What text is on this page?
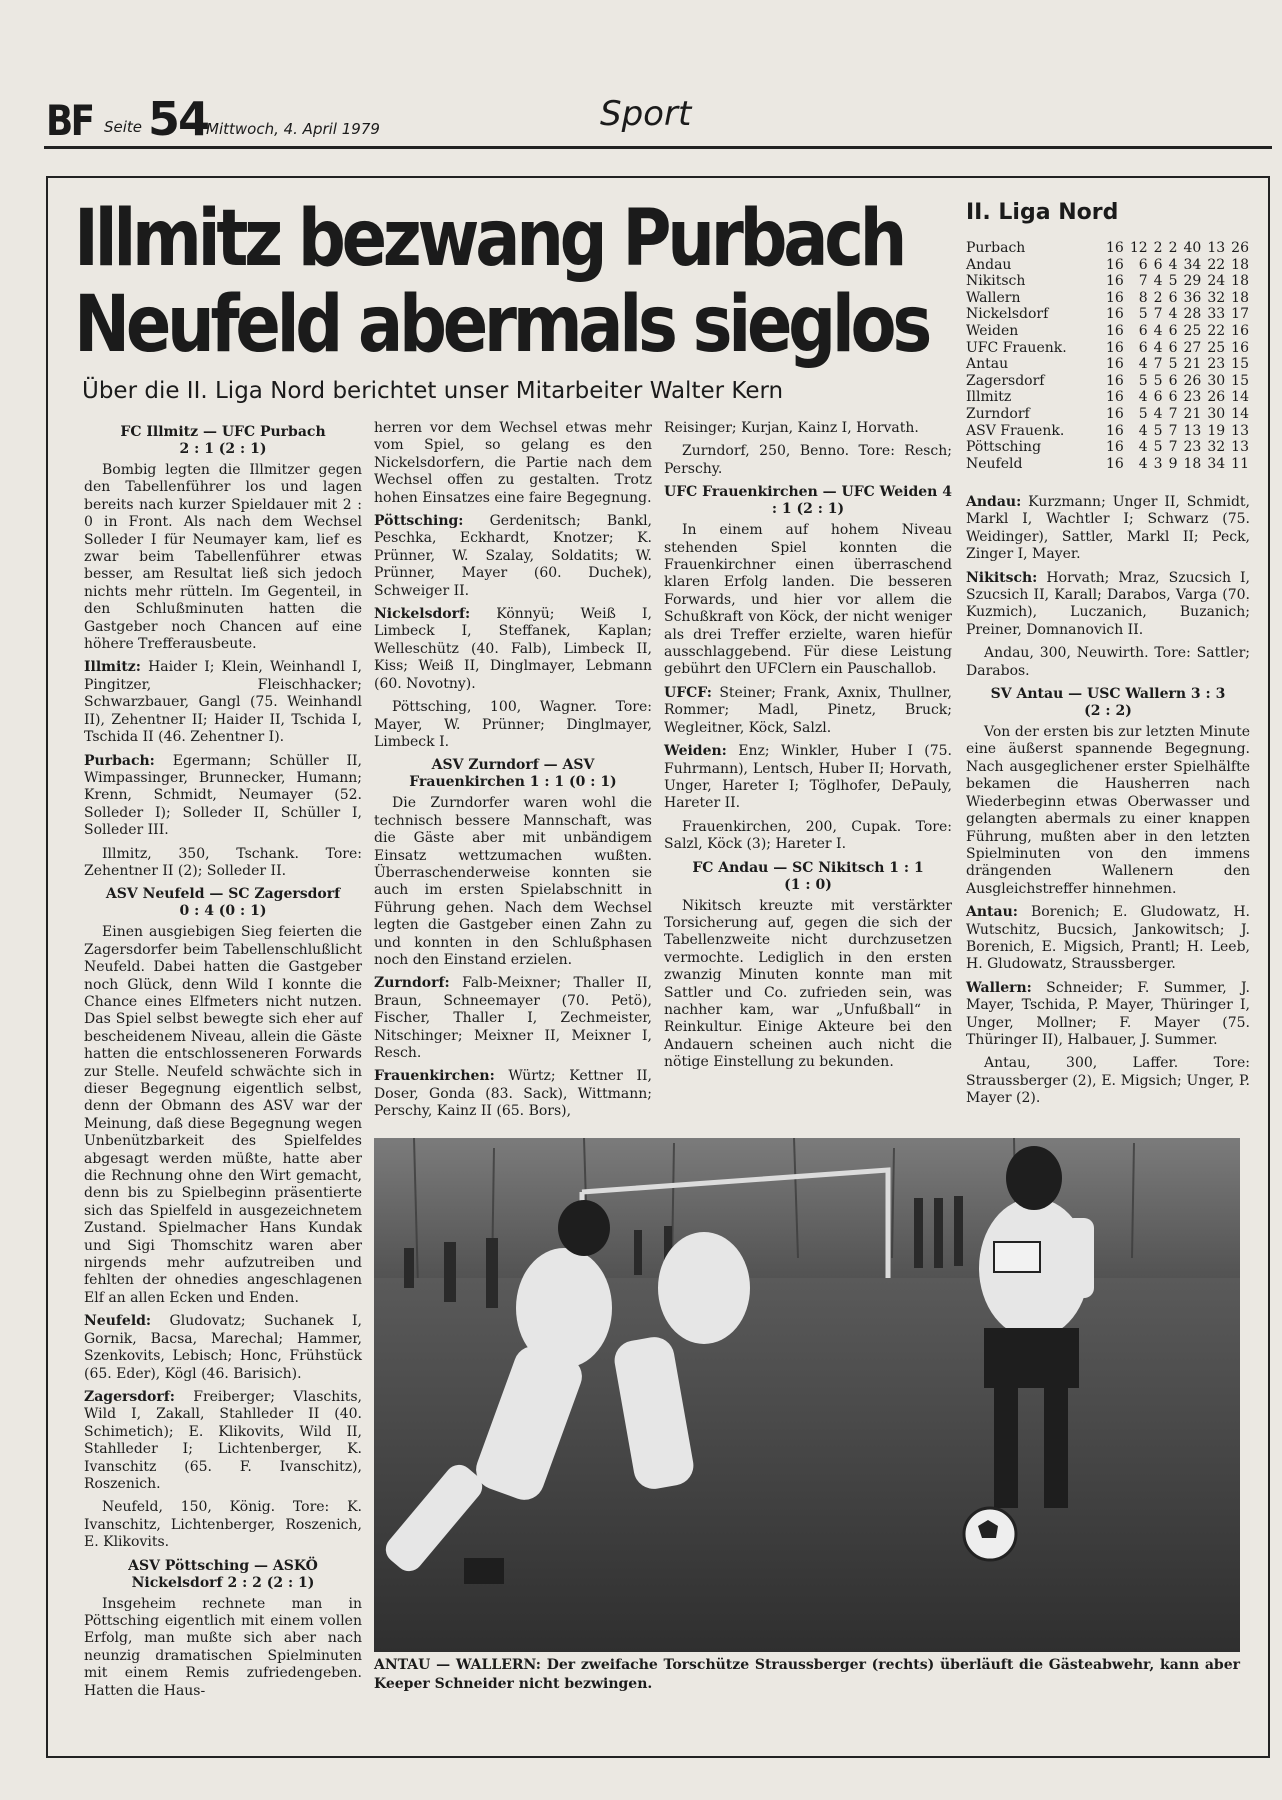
BF Seite 54
Mittwoch, 4. April 1979	Sport
Illmitz bezwang Purbach
Neufeld abermals sieglos
Über die II. Liga Nord berichtet unser Mitarbeiter Walter Kern
II. Liga Nord
Purbach	16	12	2	2	40	13	26
Andau	16	6	6	4	34	22	18
Nikitsch	16	7	4	5	29	24	18
Wallern	16	8	2	6	36	32	18
Nickelsdorf	16	5	7	4	28	33	17
Weiden	16	6	4	6	25	22	16
UFC Frauenk.	16	6	4	6	27	25	16
Antau	16	4	7	5	21	23	15
Zagersdorf	16	5	5	6	26	30	15
Illmitz	16	4	6	6	23	26	14
Zurndorf	16	5	4	7	21	30	14
ASV Frauenk.	16	4	5	7	13	19	13
Pöttsching	16	4	5	7	23	32	13
Neufeld	16	4	3	9	18	34	11
FC Illmitz — UFC Purbach
2 : 1 (2 : 1)

Bombig legten die Illmitzer gegen den Tabellenführer los und lagen bereits nach kurzer Spieldauer mit 2 : 0 in Front. Als nach dem Wechsel Solleder I für Neumayer kam, lief es zwar beim Tabellenführer etwas besser, am Resultat ließ sich jedoch nichts mehr rütteln. Im Gegenteil, in den Schlußminuten hatten die Gastgeber noch Chancen auf eine höhere Trefferausbeute.

Illmitz: Haider I; Klein, Weinhandl I, Pingitzer, Fleischhacker; Schwarzbauer, Gangl (75. Weinhandl II), Zehentner II; Haider II, Tschida I, Tschida II (46. Zehentner I).

Purbach: Egermann; Schüller II, Wimpassinger, Brunnecker, Humann; Krenn, Schmidt, Neumayer (52. Solleder I); Solleder II, Schüller I, Solleder III.

Illmitz, 350, Tschank. Tore: Zehentner II (2); Solleder II.

ASV Neufeld — SC Zagersdorf
0 : 4 (0 : 1)

Einen ausgiebigen Sieg feierten die Zagersdorfer beim Tabellenschlußlicht Neufeld. Dabei hatten die Gastgeber noch Glück, denn Wild I konnte die Chance eines Elfmeters nicht nutzen. Das Spiel selbst bewegte sich eher auf bescheidenem Niveau, allein die Gäste hatten die entschlosseneren Forwards zur Stelle. Neufeld schwächte sich in dieser Begegnung eigentlich selbst, denn der Obmann des ASV war der Meinung, daß diese Begegnung wegen Unbenützbarkeit des Spielfeldes abgesagt werden müßte, hatte aber die Rechnung ohne den Wirt gemacht, denn bis zu Spielbeginn präsentierte sich das Spielfeld in ausgezeichnetem Zustand. Spielmacher Hans Kundak und Sigi Thomschitz waren aber nirgends mehr aufzutreiben und fehlten der ohnedies angeschlagenen Elf an allen Ecken und Enden.

Neufeld: Gludovatz; Suchanek I, Gornik, Bacsa, Marechal; Hammer, Szenkovits, Lebisch; Honc, Frühstück (65. Eder), Kögl (46. Barisich).

Zagersdorf: Freiberger; Vlaschits, Wild I, Zakall, Stahlleder II (40. Schimetich); E. Klikovits, Wild II, Stahlleder I; Lichtenberger, K. Ivanschitz (65. F. Ivanschitz), Roszenich.

Neufeld, 150, König. Tore: K. Ivanschitz, Lichtenberger, Roszenich, E. Klikovits.

ASV Pöttsching — ASKÖ Nickelsdorf 2 : 2 (2 : 1)

Insgeheim rechnete man in Pöttsching eigentlich mit einem vollen Erfolg, man mußte sich aber nach neunzig dramatischen Spielminuten mit einem Remis zufriedengeben. Hatten die Haus-

herren vor dem Wechsel etwas mehr vom Spiel, so gelang es den Nickelsdorfern, die Partie nach dem Wechsel offen zu gestalten. Trotz hohen Einsatzes eine faire Begegnung.

Pöttsching: Gerdenitsch; Bankl, Peschka, Eckhardt, Knotzer; K. Prünner, W. Szalay, Soldatits; W. Prünner, Mayer (60. Duchek), Schweiger II.

Nickelsdorf: Könnyü; Weiß I, Limbeck I, Steffanek, Kaplan; Welleschütz (40. Falb), Limbeck II, Kiss; Weiß II, Dinglmayer, Lebmann (60. Novotny).

Pöttsching, 100, Wagner. Tore: Mayer, W. Prünner; Dinglmayer, Limbeck I.

ASV Zurndorf — ASV Frauenkirchen 1 : 1 (0 : 1)

Die Zurndorfer waren wohl die technisch bessere Mannschaft, was die Gäste aber mit unbändigem Einsatz wettzumachen wußten. Überraschenderweise konnten sie auch im ersten Spielabschnitt in Führung gehen. Nach dem Wechsel legten die Gastgeber einen Zahn zu und konnten in den Schlußphasen noch den Einstand erzielen.

Zurndorf: Falb-Meixner; Thaller II, Braun, Schneemayer (70. Petö), Fischer, Thaller I, Zechmeister, Nitschinger; Meixner II, Meixner I, Resch.

Frauenkirchen: Würtz; Kettner II, Doser, Gonda (83. Sack), Wittmann; Perschy, Kainz II (65. Bors),

Reisinger; Kurjan, Kainz I, Horvath.

Zurndorf, 250, Benno. Tore: Resch; Perschy.

UFC Frauenkirchen — UFC Weiden 4 : 1 (2 : 1)

In einem auf hohem Niveau stehenden Spiel konnten die Frauenkirchner einen überraschend klaren Erfolg landen. Die besseren Forwards, und hier vor allem die Schußkraft von Köck, der nicht weniger als drei Treffer erzielte, waren hiefür ausschlaggebend. Für diese Leistung gebührt den UFClern ein Pauschallob.

UFCF: Steiner; Frank, Axnix, Thullner, Rommer; Madl, Pinetz, Bruck; Wegleitner, Köck, Salzl.

Weiden: Enz; Winkler, Huber I (75. Fuhrmann), Lentsch, Huber II; Horvath, Unger, Hareter I; Töglhofer, DePauly, Hareter II.

Frauenkirchen, 200, Cupak. Tore: Salzl, Köck (3); Hareter I.

FC Andau — SC Nikitsch 1 : 1
(1 : 0)

Nikitsch kreuzte mit verstärkter Torsicherung auf, gegen die sich der Tabellenzweite nicht durchzusetzen vermochte. Lediglich in den ersten zwanzig Minuten konnte man mit Sattler und Co. zufrieden sein, was nachher kam, war „Unfußball“ in Reinkultur. Einige Akteure bei den Andauern scheinen auch nicht die nötige Einstellung zu bekunden.

Andau: Kurzmann; Unger II, Schmidt, Markl I, Wachtler I; Schwarz (75. Weidinger), Sattler, Markl II; Peck, Zinger I, Mayer.

Nikitsch: Horvath; Mraz, Szucsich I, Szucsich II, Karall; Darabos, Varga (70. Kuzmich), Luczanich, Buzanich; Preiner, Domnanovich II.

Andau, 300, Neuwirth. Tore: Sattler; Darabos.

SV Antau — USC Wallern 3 : 3
(2 : 2)

Von der ersten bis zur letzten Minute eine äußerst spannende Begegnung. Nach ausgeglichener erster Spielhälfte bekamen die Hausherren nach Wiederbeginn etwas Oberwasser und gelangten abermals zu einer knappen Führung, mußten aber in den letzten Spielminuten von den immens drängenden Wallenern den Ausgleichstreffer hinnehmen.

Antau: Borenich; E. Gludowatz, H. Wutschitz, Bucsich, Jankowitsch; J. Borenich, E. Migsich, Prantl; H. Leeb, H. Gludowatz, Straussberger.

Wallern: Schneider; F. Summer, J. Mayer, Tschida, P. Mayer, Thüringer I, Unger, Mollner; F. Mayer (75. Thüringer II), Halbauer, J. Summer.

Antau, 300, Laffer. Tore: Straussberger (2), E. Migsich; Unger, P. Mayer (2).

ANTAU — WALLERN: Der zweifache Torschütze Straussberger (rechts) überläuft die Gästeabwehr, kann aber Keeper Schneider nicht bezwingen.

^^^^^^^^

(Exercise brief):
Copy all the records above exactly, but leave out the pictures.

(Solution to this exercise):
What text is on this page?
BF Seite 54
Mittwoch, 4. April 1979	Sport
Illmitz bezwang Purbach
Neufeld abermals sieglos
Über die II. Liga Nord berichtet unser Mitarbeiter Walter Kern
II. Liga Nord
Purbach	16	12	2	2	40	13	26
Andau	16	6	6	4	34	22	18
Nikitsch	16	7	4	5	29	24	18
Wallern	16	8	2	6	36	32	18
Nickelsdorf	16	5	7	4	28	33	17
Weiden	16	6	4	6	25	22	16
UFC Frauenk.	16	6	4	6	27	25	16
Antau	16	4	7	5	21	23	15
Zagersdorf	16	5	5	6	26	30	15
Illmitz	16	4	6	6	23	26	14
Zurndorf	16	5	4	7	21	30	14
ASV Frauenk.	16	4	5	7	13	19	13
Pöttsching	16	4	5	7	23	32	13
Neufeld	16	4	3	9	18	34	11
FC Illmitz — UFC Purbach
2 : 1 (2 : 1)

Bombig legten die Illmitzer gegen den Tabellenführer los und lagen bereits nach kurzer Spieldauer mit 2 : 0 in Front. Als nach dem Wechsel Solleder I für Neumayer kam, lief es zwar beim Tabellenführer etwas besser, am Resultat ließ sich jedoch nichts mehr rütteln. Im Gegenteil, in den Schlußminuten hatten die Gastgeber noch Chancen auf eine höhere Trefferausbeute.

Illmitz: Haider I; Klein, Weinhandl I, Pingitzer, Fleischhacker; Schwarzbauer, Gangl (75. Weinhandl II), Zehentner II; Haider II, Tschida I, Tschida II (46. Zehentner I).

Purbach: Egermann; Schüller II, Wimpassinger, Brunnecker, Humann; Krenn, Schmidt, Neumayer (52. Solleder I); Solleder II, Schüller I, Solleder III.

Illmitz, 350, Tschank. Tore: Zehentner II (2); Solleder II.

ASV Neufeld — SC Zagersdorf
0 : 4 (0 : 1)

Einen ausgiebigen Sieg feierten die Zagersdorfer beim Tabellenschlußlicht Neufeld. Dabei hatten die Gastgeber noch Glück, denn Wild I konnte die Chance eines Elfmeters nicht nutzen. Das Spiel selbst bewegte sich eher auf bescheidenem Niveau, allein die Gäste hatten die entschlosseneren Forwards zur Stelle. Neufeld schwächte sich in dieser Begegnung eigentlich selbst, denn der Obmann des ASV war der Meinung, daß diese Begegnung wegen Unbenützbarkeit des Spielfeldes abgesagt werden müßte, hatte aber die Rechnung ohne den Wirt gemacht, denn bis zu Spielbeginn präsentierte sich das Spielfeld in ausgezeichnetem Zustand. Spielmacher Hans Kundak und Sigi Thomschitz waren aber nirgends mehr aufzutreiben und fehlten der ohnedies angeschlagenen Elf an allen Ecken und Enden.

Neufeld: Gludovatz; Suchanek I, Gornik, Bacsa, Marechal; Hammer, Szenkovits, Lebisch; Honc, Frühstück (65. Eder), Kögl (46. Barisich).

Zagersdorf: Freiberger; Vlaschits, Wild I, Zakall, Stahlleder II (40. Schimetich); E. Klikovits, Wild II, Stahlleder I; Lichtenberger, K. Ivanschitz (65. F. Ivanschitz), Roszenich.

Neufeld, 150, König. Tore: K. Ivanschitz, Lichtenberger, Roszenich, E. Klikovits.

ASV Pöttsching — ASKÖ Nickelsdorf 2 : 2 (2 : 1)

Insgeheim rechnete man in Pöttsching eigentlich mit einem vollen Erfolg, man mußte sich aber nach neunzig dramatischen Spielminuten mit einem Remis zufriedengeben. Hatten die Haus-

herren vor dem Wechsel etwas mehr vom Spiel, so gelang es den Nickelsdorfern, die Partie nach dem Wechsel offen zu gestalten. Trotz hohen Einsatzes eine faire Begegnung.

Pöttsching: Gerdenitsch; Bankl, Peschka, Eckhardt, Knotzer; K. Prünner, W. Szalay, Soldatits; W. Prünner, Mayer (60. Duchek), Schweiger II.

Nickelsdorf: Könnyü; Weiß I, Limbeck I, Steffanek, Kaplan; Welleschütz (40. Falb), Limbeck II, Kiss; Weiß II, Dinglmayer, Lebmann (60. Novotny).

Pöttsching, 100, Wagner. Tore: Mayer, W. Prünner; Dinglmayer, Limbeck I.

ASV Zurndorf — ASV Frauenkirchen 1 : 1 (0 : 1)

Die Zurndorfer waren wohl die technisch bessere Mannschaft, was die Gäste aber mit unbändigem Einsatz wettzumachen wußten. Überraschenderweise konnten sie auch im ersten Spielabschnitt in Führung gehen. Nach dem Wechsel legten die Gastgeber einen Zahn zu und konnten in den Schlußphasen noch den Einstand erzielen.

Zurndorf: Falb-Meixner; Thaller II, Braun, Schneemayer (70. Petö), Fischer, Thaller I, Zechmeister, Nitschinger; Meixner II, Meixner I, Resch.

Frauenkirchen: Würtz; Kettner II, Doser, Gonda (83. Sack), Wittmann; Perschy, Kainz II (65. Bors),

Reisinger; Kurjan, Kainz I, Horvath.

Zurndorf, 250, Benno. Tore: Resch; Perschy.

UFC Frauenkirchen — UFC Weiden 4 : 1 (2 : 1)

In einem auf hohem Niveau stehenden Spiel konnten die Frauenkirchner einen überraschend klaren Erfolg landen. Die besseren Forwards, und hier vor allem die Schußkraft von Köck, der nicht weniger als drei Treffer erzielte, waren hiefür ausschlaggebend. Für diese Leistung gebührt den UFClern ein Pauschallob.

UFCF: Steiner; Frank, Axnix, Thullner, Rommer; Madl, Pinetz, Bruck; Wegleitner, Köck, Salzl.

Weiden: Enz; Winkler, Huber I (75. Fuhrmann), Lentsch, Huber II; Horvath, Unger, Hareter I; Töglhofer, DePauly, Hareter II.

Frauenkirchen, 200, Cupak. Tore: Salzl, Köck (3); Hareter I.

FC Andau — SC Nikitsch 1 : 1
(1 : 0)

Nikitsch kreuzte mit verstärkter Torsicherung auf, gegen die sich der Tabellenzweite nicht durchzusetzen vermochte. Lediglich in den ersten zwanzig Minuten konnte man mit Sattler und Co. zufrieden sein, was nachher kam, war „Unfußball“ in Reinkultur. Einige Akteure bei den Andauern scheinen auch nicht die nötige Einstellung zu bekunden.

Andau: Kurzmann; Unger II, Schmidt, Markl I, Wachtler I; Schwarz (75. Weidinger), Sattler, Markl II; Peck, Zinger I, Mayer.

Nikitsch: Horvath; Mraz, Szucsich I, Szucsich II, Karall; Darabos, Varga (70. Kuzmich), Luczanich, Buzanich; Preiner, Domnanovich II.

Andau, 300, Neuwirth. Tore: Sattler; Darabos.

SV Antau — USC Wallern 3 : 3
(2 : 2)

Von der ersten bis zur letzten Minute eine äußerst spannende Begegnung. Nach ausgeglichener erster Spielhälfte bekamen die Hausherren nach Wiederbeginn etwas Oberwasser und gelangten abermals zu einer knappen Führung, mußten aber in den letzten Spielminuten von den immens drängenden Wallenern den Ausgleichstreffer hinnehmen.

Antau: Borenich; E. Gludowatz, H. Wutschitz, Bucsich, Jankowitsch; J. Borenich, E. Migsich, Prantl; H. Leeb, H. Gludowatz, Straussberger.

Wallern: Schneider; F. Summer, J. Mayer, Tschida, P. Mayer, Thüringer I, Unger, Mollner; F. Mayer (75. Thüringer II), Halbauer, J. Summer.

Antau, 300, Laffer. Tore: Straussberger (2), E. Migsich; Unger, P. Mayer (2).

ANTAU — WALLERN: Der zweifache Torschütze Straussberger (rechts) überläuft die Gästeabwehr, kann aber Keeper Schneider nicht bezwingen.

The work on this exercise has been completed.